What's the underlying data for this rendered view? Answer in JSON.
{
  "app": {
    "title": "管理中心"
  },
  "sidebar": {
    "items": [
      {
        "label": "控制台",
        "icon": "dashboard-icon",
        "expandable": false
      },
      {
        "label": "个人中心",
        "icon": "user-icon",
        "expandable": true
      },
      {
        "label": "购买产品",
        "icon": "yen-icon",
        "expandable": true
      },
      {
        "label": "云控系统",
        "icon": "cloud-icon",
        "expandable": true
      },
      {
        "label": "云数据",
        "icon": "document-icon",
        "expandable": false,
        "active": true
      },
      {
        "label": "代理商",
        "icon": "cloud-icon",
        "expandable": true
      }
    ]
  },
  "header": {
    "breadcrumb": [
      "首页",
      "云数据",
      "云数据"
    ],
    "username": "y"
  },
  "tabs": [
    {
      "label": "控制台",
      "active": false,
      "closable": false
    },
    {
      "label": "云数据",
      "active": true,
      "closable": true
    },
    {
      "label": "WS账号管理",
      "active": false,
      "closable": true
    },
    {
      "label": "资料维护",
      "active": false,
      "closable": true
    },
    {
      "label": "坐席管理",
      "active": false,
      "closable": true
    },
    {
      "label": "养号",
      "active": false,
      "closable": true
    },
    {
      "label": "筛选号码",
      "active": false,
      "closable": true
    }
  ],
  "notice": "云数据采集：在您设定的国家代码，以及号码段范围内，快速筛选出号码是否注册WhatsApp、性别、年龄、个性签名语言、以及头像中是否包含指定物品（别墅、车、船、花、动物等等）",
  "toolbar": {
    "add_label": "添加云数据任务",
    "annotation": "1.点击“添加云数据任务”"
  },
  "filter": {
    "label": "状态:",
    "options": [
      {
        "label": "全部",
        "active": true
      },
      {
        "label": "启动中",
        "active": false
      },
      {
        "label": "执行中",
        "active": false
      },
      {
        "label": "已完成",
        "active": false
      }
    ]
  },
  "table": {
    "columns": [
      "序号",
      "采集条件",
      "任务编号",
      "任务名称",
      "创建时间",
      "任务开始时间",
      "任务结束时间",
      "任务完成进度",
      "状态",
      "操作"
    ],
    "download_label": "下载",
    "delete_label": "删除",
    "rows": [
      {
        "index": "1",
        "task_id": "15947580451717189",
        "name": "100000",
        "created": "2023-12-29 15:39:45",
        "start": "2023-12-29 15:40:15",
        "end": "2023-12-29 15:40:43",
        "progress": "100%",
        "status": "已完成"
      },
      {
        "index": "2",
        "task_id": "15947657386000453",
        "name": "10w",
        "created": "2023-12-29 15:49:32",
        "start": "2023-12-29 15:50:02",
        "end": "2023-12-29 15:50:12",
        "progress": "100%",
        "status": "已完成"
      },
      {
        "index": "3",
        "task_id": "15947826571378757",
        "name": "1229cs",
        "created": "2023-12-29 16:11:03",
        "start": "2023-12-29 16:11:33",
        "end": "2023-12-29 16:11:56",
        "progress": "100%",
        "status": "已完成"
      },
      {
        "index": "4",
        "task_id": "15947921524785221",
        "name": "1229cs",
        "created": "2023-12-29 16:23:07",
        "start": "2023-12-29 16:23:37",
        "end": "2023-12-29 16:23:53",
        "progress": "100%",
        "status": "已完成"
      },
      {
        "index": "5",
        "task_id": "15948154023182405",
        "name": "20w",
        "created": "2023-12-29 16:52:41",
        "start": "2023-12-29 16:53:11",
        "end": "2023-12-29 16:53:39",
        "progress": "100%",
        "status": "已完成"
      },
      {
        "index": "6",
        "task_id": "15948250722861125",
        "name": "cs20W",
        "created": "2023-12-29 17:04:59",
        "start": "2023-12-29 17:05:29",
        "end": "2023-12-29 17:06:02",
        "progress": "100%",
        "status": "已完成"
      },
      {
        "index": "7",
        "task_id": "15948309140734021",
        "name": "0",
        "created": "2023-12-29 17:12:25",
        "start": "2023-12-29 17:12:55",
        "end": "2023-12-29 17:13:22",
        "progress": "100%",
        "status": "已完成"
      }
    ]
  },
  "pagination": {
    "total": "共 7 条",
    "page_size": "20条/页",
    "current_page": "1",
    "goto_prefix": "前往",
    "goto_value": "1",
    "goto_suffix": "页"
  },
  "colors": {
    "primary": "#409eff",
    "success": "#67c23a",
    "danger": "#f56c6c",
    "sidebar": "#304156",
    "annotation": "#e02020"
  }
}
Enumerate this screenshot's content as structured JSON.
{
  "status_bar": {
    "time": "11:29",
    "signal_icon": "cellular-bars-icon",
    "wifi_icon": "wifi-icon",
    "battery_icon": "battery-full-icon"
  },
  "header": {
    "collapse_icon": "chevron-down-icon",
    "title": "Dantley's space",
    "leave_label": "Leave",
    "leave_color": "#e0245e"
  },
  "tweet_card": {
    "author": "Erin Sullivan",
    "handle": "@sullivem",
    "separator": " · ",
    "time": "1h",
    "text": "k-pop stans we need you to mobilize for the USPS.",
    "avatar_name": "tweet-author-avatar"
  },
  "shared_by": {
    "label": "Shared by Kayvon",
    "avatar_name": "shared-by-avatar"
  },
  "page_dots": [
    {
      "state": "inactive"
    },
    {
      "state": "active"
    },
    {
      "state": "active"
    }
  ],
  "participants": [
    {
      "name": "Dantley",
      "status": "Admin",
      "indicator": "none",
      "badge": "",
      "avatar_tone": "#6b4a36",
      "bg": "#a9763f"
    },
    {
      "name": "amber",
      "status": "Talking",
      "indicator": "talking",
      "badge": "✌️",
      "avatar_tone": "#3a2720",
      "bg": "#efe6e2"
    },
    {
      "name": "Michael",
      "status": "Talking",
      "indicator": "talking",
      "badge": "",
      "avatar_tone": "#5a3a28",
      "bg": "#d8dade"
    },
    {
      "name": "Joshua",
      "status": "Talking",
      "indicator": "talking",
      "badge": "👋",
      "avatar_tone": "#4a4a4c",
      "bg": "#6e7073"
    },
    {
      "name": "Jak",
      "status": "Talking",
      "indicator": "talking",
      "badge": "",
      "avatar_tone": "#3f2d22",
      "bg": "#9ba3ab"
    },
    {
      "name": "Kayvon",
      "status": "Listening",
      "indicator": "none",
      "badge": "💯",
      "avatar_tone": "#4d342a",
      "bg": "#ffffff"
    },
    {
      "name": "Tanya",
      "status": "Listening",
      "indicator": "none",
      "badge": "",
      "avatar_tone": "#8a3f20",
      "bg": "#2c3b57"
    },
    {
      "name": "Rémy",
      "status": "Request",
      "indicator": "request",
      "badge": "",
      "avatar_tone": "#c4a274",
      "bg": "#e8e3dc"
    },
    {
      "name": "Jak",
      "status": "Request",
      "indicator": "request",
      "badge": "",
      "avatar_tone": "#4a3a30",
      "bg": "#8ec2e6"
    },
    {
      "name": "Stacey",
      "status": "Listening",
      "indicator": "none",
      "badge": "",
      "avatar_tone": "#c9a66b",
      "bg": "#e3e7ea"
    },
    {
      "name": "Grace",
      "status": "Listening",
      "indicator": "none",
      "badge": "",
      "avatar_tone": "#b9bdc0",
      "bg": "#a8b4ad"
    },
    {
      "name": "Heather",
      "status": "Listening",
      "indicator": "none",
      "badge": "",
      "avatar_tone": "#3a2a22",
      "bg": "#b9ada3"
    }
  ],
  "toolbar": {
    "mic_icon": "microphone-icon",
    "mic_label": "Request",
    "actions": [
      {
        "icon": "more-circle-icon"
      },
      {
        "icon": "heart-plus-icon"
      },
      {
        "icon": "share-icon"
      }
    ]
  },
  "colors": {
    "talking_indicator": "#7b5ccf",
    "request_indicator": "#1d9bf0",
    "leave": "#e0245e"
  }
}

▶ _STATED TASK_
Check each line of the records above for "this", and copy those that have it.

▶ _SOLUTION BELOW_
What's the underlying data for this rendered view? Answer in JSON.
Enumerate this screenshot's content as structured JSON.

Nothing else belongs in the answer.